REQUIREMENTS – Only a number is wanted: how many lines in the records below contain "соответствии"?

[START]

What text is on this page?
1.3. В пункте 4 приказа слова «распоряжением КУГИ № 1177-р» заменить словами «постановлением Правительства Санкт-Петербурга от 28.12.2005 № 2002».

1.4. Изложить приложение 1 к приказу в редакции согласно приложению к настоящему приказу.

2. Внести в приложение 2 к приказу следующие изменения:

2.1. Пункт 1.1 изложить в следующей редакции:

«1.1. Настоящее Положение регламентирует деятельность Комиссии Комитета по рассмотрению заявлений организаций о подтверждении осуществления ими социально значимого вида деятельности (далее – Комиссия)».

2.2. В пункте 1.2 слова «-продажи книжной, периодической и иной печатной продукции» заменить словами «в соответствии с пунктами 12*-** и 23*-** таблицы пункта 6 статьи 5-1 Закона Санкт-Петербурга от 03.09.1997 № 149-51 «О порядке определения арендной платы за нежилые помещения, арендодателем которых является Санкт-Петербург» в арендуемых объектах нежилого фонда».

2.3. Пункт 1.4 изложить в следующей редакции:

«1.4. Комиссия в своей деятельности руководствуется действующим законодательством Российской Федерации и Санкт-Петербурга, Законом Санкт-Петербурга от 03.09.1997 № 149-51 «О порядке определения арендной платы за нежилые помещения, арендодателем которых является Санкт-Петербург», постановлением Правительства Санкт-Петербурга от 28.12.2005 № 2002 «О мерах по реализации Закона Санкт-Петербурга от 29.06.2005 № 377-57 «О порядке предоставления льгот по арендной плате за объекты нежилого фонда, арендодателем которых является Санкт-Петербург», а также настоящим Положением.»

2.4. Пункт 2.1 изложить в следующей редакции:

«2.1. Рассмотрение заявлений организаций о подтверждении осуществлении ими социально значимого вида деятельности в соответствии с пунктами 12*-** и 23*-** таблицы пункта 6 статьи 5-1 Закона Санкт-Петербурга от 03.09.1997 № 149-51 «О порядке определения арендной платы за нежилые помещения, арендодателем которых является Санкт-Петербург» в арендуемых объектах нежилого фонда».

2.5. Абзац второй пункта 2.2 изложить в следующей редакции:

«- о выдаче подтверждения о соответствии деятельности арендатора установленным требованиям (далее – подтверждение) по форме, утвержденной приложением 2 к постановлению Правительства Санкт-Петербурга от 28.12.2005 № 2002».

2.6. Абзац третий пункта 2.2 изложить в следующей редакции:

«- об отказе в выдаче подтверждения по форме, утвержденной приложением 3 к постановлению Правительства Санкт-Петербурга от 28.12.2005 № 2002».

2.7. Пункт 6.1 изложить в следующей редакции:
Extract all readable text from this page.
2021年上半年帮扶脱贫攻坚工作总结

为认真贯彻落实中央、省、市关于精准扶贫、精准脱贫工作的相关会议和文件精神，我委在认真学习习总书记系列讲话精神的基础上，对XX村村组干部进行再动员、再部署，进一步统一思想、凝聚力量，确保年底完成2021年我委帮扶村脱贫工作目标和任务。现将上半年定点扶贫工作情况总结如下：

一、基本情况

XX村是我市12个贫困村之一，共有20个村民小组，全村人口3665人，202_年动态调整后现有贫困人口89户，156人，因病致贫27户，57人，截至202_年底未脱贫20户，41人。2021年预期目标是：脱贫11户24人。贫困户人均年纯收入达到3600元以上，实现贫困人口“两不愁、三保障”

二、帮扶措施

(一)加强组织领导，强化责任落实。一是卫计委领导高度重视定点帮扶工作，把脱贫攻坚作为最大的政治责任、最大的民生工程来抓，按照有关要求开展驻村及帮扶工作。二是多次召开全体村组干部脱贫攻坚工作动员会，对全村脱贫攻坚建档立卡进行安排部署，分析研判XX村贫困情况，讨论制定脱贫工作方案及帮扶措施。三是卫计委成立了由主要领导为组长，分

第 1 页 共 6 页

[END]

RIGHT ANSWER – 3